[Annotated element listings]
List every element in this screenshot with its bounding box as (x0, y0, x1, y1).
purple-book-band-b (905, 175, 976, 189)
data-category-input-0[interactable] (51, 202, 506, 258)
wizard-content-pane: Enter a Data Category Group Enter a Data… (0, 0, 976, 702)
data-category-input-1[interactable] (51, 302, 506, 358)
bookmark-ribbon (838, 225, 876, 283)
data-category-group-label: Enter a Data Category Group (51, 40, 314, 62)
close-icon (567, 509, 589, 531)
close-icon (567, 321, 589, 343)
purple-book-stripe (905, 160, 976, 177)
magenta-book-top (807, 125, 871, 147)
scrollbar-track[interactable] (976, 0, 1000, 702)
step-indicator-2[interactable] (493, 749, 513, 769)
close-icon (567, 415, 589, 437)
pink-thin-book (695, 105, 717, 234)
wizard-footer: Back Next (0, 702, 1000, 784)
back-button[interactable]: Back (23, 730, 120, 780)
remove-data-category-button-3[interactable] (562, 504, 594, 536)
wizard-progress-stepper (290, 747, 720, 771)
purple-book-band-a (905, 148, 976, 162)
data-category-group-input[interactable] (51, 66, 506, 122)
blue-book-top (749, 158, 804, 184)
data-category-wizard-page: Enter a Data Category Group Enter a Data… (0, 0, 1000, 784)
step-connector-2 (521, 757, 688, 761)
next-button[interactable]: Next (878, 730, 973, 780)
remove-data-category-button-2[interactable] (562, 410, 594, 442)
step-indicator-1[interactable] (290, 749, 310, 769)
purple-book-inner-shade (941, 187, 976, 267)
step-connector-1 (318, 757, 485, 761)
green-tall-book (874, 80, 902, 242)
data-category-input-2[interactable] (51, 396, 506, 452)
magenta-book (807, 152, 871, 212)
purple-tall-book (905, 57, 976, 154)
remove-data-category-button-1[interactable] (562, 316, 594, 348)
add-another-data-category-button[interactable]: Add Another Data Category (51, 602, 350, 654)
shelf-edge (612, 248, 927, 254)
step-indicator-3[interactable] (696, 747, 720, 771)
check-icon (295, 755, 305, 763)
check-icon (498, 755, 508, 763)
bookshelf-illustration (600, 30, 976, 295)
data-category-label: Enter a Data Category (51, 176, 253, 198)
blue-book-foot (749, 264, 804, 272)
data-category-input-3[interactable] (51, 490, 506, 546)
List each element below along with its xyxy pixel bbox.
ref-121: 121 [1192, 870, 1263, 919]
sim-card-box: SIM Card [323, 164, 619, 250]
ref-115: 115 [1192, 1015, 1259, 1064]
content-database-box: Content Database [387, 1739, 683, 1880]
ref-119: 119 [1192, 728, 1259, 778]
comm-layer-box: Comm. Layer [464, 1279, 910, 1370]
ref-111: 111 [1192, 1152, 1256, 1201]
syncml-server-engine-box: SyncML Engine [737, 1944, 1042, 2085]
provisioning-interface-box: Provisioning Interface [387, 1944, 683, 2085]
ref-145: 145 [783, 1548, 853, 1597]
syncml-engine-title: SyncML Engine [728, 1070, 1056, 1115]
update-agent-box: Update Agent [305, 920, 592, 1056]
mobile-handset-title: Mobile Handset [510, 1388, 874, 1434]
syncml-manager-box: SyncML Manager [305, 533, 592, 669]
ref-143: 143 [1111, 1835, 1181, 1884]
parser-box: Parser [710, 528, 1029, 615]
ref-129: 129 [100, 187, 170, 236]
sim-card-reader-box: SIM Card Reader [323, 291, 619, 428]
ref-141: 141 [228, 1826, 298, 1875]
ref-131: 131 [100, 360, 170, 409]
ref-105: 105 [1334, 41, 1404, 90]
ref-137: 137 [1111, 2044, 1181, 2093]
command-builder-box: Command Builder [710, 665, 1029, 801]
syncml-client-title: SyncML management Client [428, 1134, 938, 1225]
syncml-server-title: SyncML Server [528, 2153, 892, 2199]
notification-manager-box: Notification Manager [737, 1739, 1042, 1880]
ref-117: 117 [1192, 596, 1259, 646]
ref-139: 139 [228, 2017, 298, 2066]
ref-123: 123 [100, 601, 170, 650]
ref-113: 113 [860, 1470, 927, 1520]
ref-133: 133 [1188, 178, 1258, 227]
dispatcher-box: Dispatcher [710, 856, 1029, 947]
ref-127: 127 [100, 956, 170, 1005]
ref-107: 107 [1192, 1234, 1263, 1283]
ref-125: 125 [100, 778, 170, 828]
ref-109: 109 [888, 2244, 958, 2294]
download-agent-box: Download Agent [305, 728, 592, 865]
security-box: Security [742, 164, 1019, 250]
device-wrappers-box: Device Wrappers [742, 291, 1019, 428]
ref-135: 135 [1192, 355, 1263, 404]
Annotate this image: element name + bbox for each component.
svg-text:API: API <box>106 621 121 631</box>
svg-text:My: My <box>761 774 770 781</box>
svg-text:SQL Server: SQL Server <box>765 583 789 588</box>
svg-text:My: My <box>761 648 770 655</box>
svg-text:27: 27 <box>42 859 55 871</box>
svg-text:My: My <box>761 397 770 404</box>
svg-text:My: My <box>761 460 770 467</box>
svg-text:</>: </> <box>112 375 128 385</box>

- [AIM OF THE TASK]: Lay out every line of the items above as a Markdown table, leaving out blank lines, with a column headed "Row" for the row number and a column headed "Line" for the line itself.

- [SOLVED EXERCISE]:
| Row | Line |
|---|---|
| 1 | List every element in this screenshot with its bounding box as (x0, y0, x1, y1). |
| 2 | purple-book-band-b (905, 175, 976, 189) |
| 3 | data-category-input-0[interactable] (51, 202, 506, 258) |
| 4 | wizard-content-pane: Enter a Data Category Group Enter a Data… (0, 0, 976, 702) |
| 5 | data-category-input-1[interactable] (51, 302, 506, 358) |
| 6 | bookmark-ribbon (838, 225, 876, 283) |
| 7 | data-category-group-label: Enter a Data Category Group (51, 40, 314, 62) |
| 8 | close-icon (567, 509, 589, 531) |
| 9 | close-icon (567, 321, 589, 343) |
| 10 | purple-book-stripe (905, 160, 976, 177) |
| 11 | magenta-book-top (807, 125, 871, 147) |
| 12 | scrollbar-track[interactable] (976, 0, 1000, 702) |
| 13 | step-indicator-2[interactable] (493, 749, 513, 769) |
| 14 | close-icon (567, 415, 589, 437) |
| 15 | pink-thin-book (695, 105, 717, 234) |
| 16 | wizard-footer: Back Next (0, 702, 1000, 784) |
| 17 | back-button[interactable]: Back (23, 730, 120, 780) |
| 18 | remove-data-category-button-3[interactable] (562, 504, 594, 536) |
| 19 | wizard-progress-stepper (290, 747, 720, 771) |
| 20 | purple-book-band-a (905, 148, 976, 162) |
| 21 | data-category-group-input[interactable] (51, 66, 506, 122) |
| 22 | blue-book-top (749, 158, 804, 184) |
| 23 | data-category-wizard-page: Enter a Data Category Group Enter a Data… (0, 0, 1000, 784) |
| 24 | step-connector-2 (521, 757, 688, 761) |
| 25 | next-button[interactable]: Next (878, 730, 973, 780) |
| 26 | remove-data-category-button-2[interactable] (562, 410, 594, 442) |
| 27 | step-indicator-1[interactable] (290, 749, 310, 769) |
| 28 | purple-book-inner-shade (941, 187, 976, 267) |
| 29 | step-connector-1 (318, 757, 485, 761) |
| 30 | green-tall-book (874, 80, 902, 242) |
| 31 | data-category-input-2[interactable] (51, 396, 506, 452) |
| 32 | magenta-book (807, 152, 871, 212) |
| 33 | purple-tall-book (905, 57, 976, 154) |
| 34 | remove-data-category-button-1[interactable] (562, 316, 594, 348) |
| 35 | add-another-data-category-button[interactable]: Add Another Data Category (51, 602, 350, 654) |
| 36 | shelf-edge (612, 248, 927, 254) |
| 37 | step-indicator-3[interactable] (696, 747, 720, 771) |
| 38 | check-icon (295, 755, 305, 763) |
| 39 | check-icon (498, 755, 508, 763) |
| 40 | bookshelf-illustration (600, 30, 976, 295) |
| 41 | data-category-label: Enter a Data Category (51, 176, 253, 198) |
| 42 | blue-book-foot (749, 264, 804, 272) |
| 43 | data-category-input-3[interactable] (51, 490, 506, 546) |
| 44 | List each element below along with its xyxy pixel bbox. |
| 45 | ref-121: 121 [1192, 870, 1263, 919] |
| 46 | sim-card-box: SIM Card [323, 164, 619, 250] |
| 47 | ref-115: 115 [1192, 1015, 1259, 1064] |
| 48 | content-database-box: Content Database [387, 1739, 683, 1880] |
| 49 | ref-119: 119 [1192, 728, 1259, 778] |
| 50 | comm-layer-box: Comm. Layer [464, 1279, 910, 1370] |
| 51 | ref-111: 111 [1192, 1152, 1256, 1201] |
| 52 | syncml-server-engine-box: SyncML Engine [737, 1944, 1042, 2085] |
| 53 | provisioning-interface-box: Provisioning Interface [387, 1944, 683, 2085] |
| 54 | ref-145: 145 [783, 1548, 853, 1597] |
| 55 | syncml-engine-title: SyncML Engine [728, 1070, 1056, 1115] |
| 56 | update-agent-box: Update Agent [305, 920, 592, 1056] |
| 57 | mobile-handset-title: Mobile Handset [510, 1388, 874, 1434] |
| 58 | syncml-manager-box: SyncML Manager [305, 533, 592, 669] |
| 59 | ref-143: 143 [1111, 1835, 1181, 1884] |
| 60 | parser-box: Parser [710, 528, 1029, 615] |
| 61 | ref-129: 129 [100, 187, 170, 236] |
| 62 | sim-card-reader-box: SIM Card Reader [323, 291, 619, 428] |
| 63 | ref-141: 141 [228, 1826, 298, 1875] |
| 64 | ref-131: 131 [100, 360, 170, 409] |
| 65 | ref-105: 105 [1334, 41, 1404, 90] |
| 66 | ref-137: 137 [1111, 2044, 1181, 2093] |
| 67 | command-builder-box: Command Builder [710, 665, 1029, 801] |
| 68 | syncml-client-title: SyncML management Client [428, 1134, 938, 1225] |
| 69 | syncml-server-title: SyncML Server [528, 2153, 892, 2199] |
| 70 | notification-manager-box: Notification Manager [737, 1739, 1042, 1880] |
| 71 | ref-117: 117 [1192, 596, 1259, 646] |
| 72 | ref-139: 139 [228, 2017, 298, 2066] |
| 73 | ref-123: 123 [100, 601, 170, 650] |
| 74 | ref-113: 113 [860, 1470, 927, 1520] |
| 75 | ref-133: 133 [1188, 178, 1258, 227] |
| 76 | dispatcher-box: Dispatcher [710, 856, 1029, 947] |
| 77 | ref-127: 127 [100, 956, 170, 1005] |
| 78 | ref-107: 107 [1192, 1234, 1263, 1283] |
| 79 | ref-125: 125 [100, 778, 170, 828] |
| 80 | ref-109: 109 [888, 2244, 958, 2294] |
| 81 | download-agent-box: Download Agent [305, 728, 592, 865] |
| 82 | security-box: Security [742, 164, 1019, 250] |
| 83 | device-wrappers-box: Device Wrappers [742, 291, 1019, 428] |
| 84 | ref-135: 135 [1192, 355, 1263, 404] |
| 85 | Annotate this image: element name + bbox for each component. |
| 86 | svg-text:API: API <box>106 621 121 631</box> |
| 87 | svg-text:My: My <box>761 774 770 781</box> |
| 88 | svg-text:SQL Server: SQL Server <box>765 583 789 588</box> |
| 89 | svg-text:My: My <box>761 648 770 655</box> |
| 90 | svg-text:27: 27 <box>42 859 55 871</box> |
| 91 | svg-text:My: My <box>761 397 770 404</box> |
| 92 | svg-text:My: My <box>761 460 770 467</box> |
| 93 | svg-text:</>: </> <box>112 375 128 385</box> |